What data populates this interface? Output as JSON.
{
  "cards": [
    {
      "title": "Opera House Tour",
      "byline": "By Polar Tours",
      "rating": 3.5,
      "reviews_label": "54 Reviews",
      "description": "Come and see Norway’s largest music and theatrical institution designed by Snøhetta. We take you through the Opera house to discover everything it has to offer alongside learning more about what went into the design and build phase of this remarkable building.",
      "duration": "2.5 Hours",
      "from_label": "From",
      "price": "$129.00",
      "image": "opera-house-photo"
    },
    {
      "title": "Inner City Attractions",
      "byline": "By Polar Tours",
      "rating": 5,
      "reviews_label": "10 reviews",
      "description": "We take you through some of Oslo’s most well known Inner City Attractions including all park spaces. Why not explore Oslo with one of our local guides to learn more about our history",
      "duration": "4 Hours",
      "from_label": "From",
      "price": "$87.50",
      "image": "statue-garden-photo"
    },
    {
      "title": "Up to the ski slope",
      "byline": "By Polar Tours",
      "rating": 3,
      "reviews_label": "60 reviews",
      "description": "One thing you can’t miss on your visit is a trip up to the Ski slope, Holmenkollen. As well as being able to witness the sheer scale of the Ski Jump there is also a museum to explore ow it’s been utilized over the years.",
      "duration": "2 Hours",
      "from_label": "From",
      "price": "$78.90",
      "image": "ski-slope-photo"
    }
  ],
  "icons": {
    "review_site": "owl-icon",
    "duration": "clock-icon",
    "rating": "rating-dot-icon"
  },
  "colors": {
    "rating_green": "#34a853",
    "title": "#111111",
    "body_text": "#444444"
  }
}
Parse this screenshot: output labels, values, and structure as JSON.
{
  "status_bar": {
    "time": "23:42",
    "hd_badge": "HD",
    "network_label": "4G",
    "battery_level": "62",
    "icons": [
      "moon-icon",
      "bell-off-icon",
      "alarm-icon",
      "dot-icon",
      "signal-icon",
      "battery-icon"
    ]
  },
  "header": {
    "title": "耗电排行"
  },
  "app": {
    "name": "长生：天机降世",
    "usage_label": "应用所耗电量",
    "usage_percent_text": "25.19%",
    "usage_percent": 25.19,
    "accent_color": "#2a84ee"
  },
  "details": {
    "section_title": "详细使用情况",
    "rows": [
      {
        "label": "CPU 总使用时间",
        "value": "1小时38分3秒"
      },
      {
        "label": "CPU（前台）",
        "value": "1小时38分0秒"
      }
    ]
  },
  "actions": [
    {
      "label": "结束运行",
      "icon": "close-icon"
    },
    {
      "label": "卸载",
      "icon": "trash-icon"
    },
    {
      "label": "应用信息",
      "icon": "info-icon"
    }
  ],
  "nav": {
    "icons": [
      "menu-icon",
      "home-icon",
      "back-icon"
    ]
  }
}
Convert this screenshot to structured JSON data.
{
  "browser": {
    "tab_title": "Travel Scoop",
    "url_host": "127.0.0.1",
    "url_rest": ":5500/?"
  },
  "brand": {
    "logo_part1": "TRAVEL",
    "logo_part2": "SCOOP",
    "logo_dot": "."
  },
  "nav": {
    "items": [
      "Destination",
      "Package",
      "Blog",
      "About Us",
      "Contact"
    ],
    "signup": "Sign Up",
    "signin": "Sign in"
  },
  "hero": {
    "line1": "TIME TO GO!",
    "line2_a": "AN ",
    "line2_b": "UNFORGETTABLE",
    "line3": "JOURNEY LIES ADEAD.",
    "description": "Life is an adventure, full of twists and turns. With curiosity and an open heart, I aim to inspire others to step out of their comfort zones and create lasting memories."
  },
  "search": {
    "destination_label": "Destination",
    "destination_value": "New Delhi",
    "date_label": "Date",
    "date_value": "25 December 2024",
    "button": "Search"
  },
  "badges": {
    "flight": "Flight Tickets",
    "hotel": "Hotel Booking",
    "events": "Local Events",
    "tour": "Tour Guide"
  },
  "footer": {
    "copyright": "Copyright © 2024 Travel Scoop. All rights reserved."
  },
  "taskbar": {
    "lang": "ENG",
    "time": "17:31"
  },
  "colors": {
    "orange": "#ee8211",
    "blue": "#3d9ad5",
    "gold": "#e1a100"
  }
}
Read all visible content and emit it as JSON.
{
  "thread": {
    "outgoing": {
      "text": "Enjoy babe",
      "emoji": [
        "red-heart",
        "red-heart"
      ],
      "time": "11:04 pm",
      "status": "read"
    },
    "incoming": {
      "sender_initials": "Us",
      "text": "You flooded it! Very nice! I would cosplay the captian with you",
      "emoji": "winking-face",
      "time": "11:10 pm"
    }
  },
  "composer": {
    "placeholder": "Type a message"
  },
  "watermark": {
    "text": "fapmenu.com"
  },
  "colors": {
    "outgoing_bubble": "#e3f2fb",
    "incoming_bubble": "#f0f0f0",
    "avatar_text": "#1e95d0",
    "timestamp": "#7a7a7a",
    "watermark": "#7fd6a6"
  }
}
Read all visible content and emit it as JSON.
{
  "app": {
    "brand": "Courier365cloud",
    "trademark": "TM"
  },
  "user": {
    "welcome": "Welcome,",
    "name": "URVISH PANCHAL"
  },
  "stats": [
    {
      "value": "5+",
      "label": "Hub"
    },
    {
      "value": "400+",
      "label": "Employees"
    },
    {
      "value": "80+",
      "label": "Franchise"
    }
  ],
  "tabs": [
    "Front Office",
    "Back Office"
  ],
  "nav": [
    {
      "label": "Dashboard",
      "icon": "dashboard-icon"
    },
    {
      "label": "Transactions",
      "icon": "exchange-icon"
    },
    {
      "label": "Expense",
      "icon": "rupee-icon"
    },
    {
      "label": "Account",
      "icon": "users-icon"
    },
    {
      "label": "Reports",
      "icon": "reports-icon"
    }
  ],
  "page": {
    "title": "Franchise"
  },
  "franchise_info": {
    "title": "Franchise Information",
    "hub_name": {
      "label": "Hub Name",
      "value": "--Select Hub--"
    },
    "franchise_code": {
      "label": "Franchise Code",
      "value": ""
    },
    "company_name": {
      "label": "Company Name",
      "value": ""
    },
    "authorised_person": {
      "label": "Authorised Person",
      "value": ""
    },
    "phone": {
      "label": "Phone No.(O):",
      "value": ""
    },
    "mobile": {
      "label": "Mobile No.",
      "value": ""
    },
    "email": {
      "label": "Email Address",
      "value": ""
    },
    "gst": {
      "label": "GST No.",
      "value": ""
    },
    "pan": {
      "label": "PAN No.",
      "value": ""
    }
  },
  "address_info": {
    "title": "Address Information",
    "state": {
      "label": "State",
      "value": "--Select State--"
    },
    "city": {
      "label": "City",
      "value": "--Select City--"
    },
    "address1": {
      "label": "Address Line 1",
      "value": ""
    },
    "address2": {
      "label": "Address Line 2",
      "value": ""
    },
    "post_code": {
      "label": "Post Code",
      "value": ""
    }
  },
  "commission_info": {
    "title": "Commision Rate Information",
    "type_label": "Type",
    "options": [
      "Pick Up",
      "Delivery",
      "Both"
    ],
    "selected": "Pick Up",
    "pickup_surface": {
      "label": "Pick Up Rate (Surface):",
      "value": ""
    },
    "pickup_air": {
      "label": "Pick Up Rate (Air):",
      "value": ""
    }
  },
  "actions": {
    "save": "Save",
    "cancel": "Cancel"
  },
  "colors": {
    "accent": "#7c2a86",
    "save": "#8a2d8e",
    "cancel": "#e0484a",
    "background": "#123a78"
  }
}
-.-.-
YOUR TASK: Transcribe the material above in its entirety. Match it exactly.

ANSWER TO THIS EXERCISE:
What data populates this interface? Output as JSON.
{
  "cards": [
    {
      "title": "Opera House Tour",
      "byline": "By Polar Tours",
      "rating": 3.5,
      "reviews_label": "54 Reviews",
      "description": "Come and see Norway’s largest music and theatrical institution designed by Snøhetta. We take you through the Opera house to discover everything it has to offer alongside learning more about what went into the design and build phase of this remarkable building.",
      "duration": "2.5 Hours",
      "from_label": "From",
      "price": "$129.00",
      "image": "opera-house-photo"
    },
    {
      "title": "Inner City Attractions",
      "byline": "By Polar Tours",
      "rating": 5,
      "reviews_label": "10 reviews",
      "description": "We take you through some of Oslo’s most well known Inner City Attractions including all park spaces. Why not explore Oslo with one of our local guides to learn more about our history",
      "duration": "4 Hours",
      "from_label": "From",
      "price": "$87.50",
      "image": "statue-garden-photo"
    },
    {
      "title": "Up to the ski slope",
      "byline": "By Polar Tours",
      "rating": 3,
      "reviews_label": "60 reviews",
      "description": "One thing you can’t miss on your visit is a trip up to the Ski slope, Holmenkollen. As well as being able to witness the sheer scale of the Ski Jump there is also a museum to explore ow it’s been utilized over the years.",
      "duration": "2 Hours",
      "from_label": "From",
      "price": "$78.90",
      "image": "ski-slope-photo"
    }
  ],
  "icons": {
    "review_site": "owl-icon",
    "duration": "clock-icon",
    "rating": "rating-dot-icon"
  },
  "colors": {
    "rating_green": "#34a853",
    "title": "#111111",
    "body_text": "#444444"
  }
}
Parse this screenshot: output labels, values, and structure as JSON.
{
  "status_bar": {
    "time": "23:42",
    "hd_badge": "HD",
    "network_label": "4G",
    "battery_level": "62",
    "icons": [
      "moon-icon",
      "bell-off-icon",
      "alarm-icon",
      "dot-icon",
      "signal-icon",
      "battery-icon"
    ]
  },
  "header": {
    "title": "耗电排行"
  },
  "app": {
    "name": "长生：天机降世",
    "usage_label": "应用所耗电量",
    "usage_percent_text": "25.19%",
    "usage_percent": 25.19,
    "accent_color": "#2a84ee"
  },
  "details": {
    "section_title": "详细使用情况",
    "rows": [
      {
        "label": "CPU 总使用时间",
        "value": "1小时38分3秒"
      },
      {
        "label": "CPU（前台）",
        "value": "1小时38分0秒"
      }
    ]
  },
  "actions": [
    {
      "label": "结束运行",
      "icon": "close-icon"
    },
    {
      "label": "卸载",
      "icon": "trash-icon"
    },
    {
      "label": "应用信息",
      "icon": "info-icon"
    }
  ],
  "nav": {
    "icons": [
      "menu-icon",
      "home-icon",
      "back-icon"
    ]
  }
}
Convert this screenshot to structured JSON data.
{
  "browser": {
    "tab_title": "Travel Scoop",
    "url_host": "127.0.0.1",
    "url_rest": ":5500/?"
  },
  "brand": {
    "logo_part1": "TRAVEL",
    "logo_part2": "SCOOP",
    "logo_dot": "."
  },
  "nav": {
    "items": [
      "Destination",
      "Package",
      "Blog",
      "About Us",
      "Contact"
    ],
    "signup": "Sign Up",
    "signin": "Sign in"
  },
  "hero": {
    "line1": "TIME TO GO!",
    "line2_a": "AN ",
    "line2_b": "UNFORGETTABLE",
    "line3": "JOURNEY LIES ADEAD.",
    "description": "Life is an adventure, full of twists and turns. With curiosity and an open heart, I aim to inspire others to step out of their comfort zones and create lasting memories."
  },
  "search": {
    "destination_label": "Destination",
    "destination_value": "New Delhi",
    "date_label": "Date",
    "date_value": "25 December 2024",
    "button": "Search"
  },
  "badges": {
    "flight": "Flight Tickets",
    "hotel": "Hotel Booking",
    "events": "Local Events",
    "tour": "Tour Guide"
  },
  "footer": {
    "copyright": "Copyright © 2024 Travel Scoop. All rights reserved."
  },
  "taskbar": {
    "lang": "ENG",
    "time": "17:31"
  },
  "colors": {
    "orange": "#ee8211",
    "blue": "#3d9ad5",
    "gold": "#e1a100"
  }
}
Read all visible content and emit it as JSON.
{
  "thread": {
    "outgoing": {
      "text": "Enjoy babe",
      "emoji": [
        "red-heart",
        "red-heart"
      ],
      "time": "11:04 pm",
      "status": "read"
    },
    "incoming": {
      "sender_initials": "Us",
      "text": "You flooded it! Very nice! I would cosplay the captian with you",
      "emoji": "winking-face",
      "time": "11:10 pm"
    }
  },
  "composer": {
    "placeholder": "Type a message"
  },
  "watermark": {
    "text": "fapmenu.com"
  },
  "colors": {
    "outgoing_bubble": "#e3f2fb",
    "incoming_bubble": "#f0f0f0",
    "avatar_text": "#1e95d0",
    "timestamp": "#7a7a7a",
    "watermark": "#7fd6a6"
  }
}
Read all visible content and emit it as JSON.
{
  "app": {
    "brand": "Courier365cloud",
    "trademark": "TM"
  },
  "user": {
    "welcome": "Welcome,",
    "name": "URVISH PANCHAL"
  },
  "stats": [
    {
      "value": "5+",
      "label": "Hub"
    },
    {
      "value": "400+",
      "label": "Employees"
    },
    {
      "value": "80+",
      "label": "Franchise"
    }
  ],
  "tabs": [
    "Front Office",
    "Back Office"
  ],
  "nav": [
    {
      "label": "Dashboard",
      "icon": "dashboard-icon"
    },
    {
      "label": "Transactions",
      "icon": "exchange-icon"
    },
    {
      "label": "Expense",
      "icon": "rupee-icon"
    },
    {
      "label": "Account",
      "icon": "users-icon"
    },
    {
      "label": "Reports",
      "icon": "reports-icon"
    }
  ],
  "page": {
    "title": "Franchise"
  },
  "franchise_info": {
    "title": "Franchise Information",
    "hub_name": {
      "label": "Hub Name",
      "value": "--Select Hub--"
    },
    "franchise_code": {
      "label": "Franchise Code",
      "value": ""
    },
    "company_name": {
      "label": "Company Name",
      "value": ""
    },
    "authorised_person": {
      "label": "Authorised Person",
      "value": ""
    },
    "phone": {
      "label": "Phone No.(O):",
      "value": ""
    },
    "mobile": {
      "label": "Mobile No.",
      "value": ""
    },
    "email": {
      "label": "Email Address",
      "value": ""
    },
    "gst": {
      "label": "GST No.",
      "value": ""
    },
    "pan": {
      "label": "PAN No.",
      "value": ""
    }
  },
  "address_info": {
    "title": "Address Information",
    "state": {
      "label": "State",
      "value": "--Select State--"
    },
    "city": {
      "label": "City",
      "value": "--Select City--"
    },
    "address1": {
      "label": "Address Line 1",
      "value": ""
    },
    "address2": {
      "label": "Address Line 2",
      "value": ""
    },
    "post_code": {
      "label": "Post Code",
      "value": ""
    }
  },
  "commission_info": {
    "title": "Commision Rate Information",
    "type_label": "Type",
    "options": [
      "Pick Up",
      "Delivery",
      "Both"
    ],
    "selected": "Pick Up",
    "pickup_surface": {
      "label": "Pick Up Rate (Surface):",
      "value": ""
    },
    "pickup_air": {
      "label": "Pick Up Rate (Air):",
      "value": ""
    }
  },
  "actions": {
    "save": "Save",
    "cancel": "Cancel"
  },
  "colors": {
    "accent": "#7c2a86",
    "save": "#8a2d8e",
    "cancel": "#e0484a",
    "background": "#123a78"
  }
}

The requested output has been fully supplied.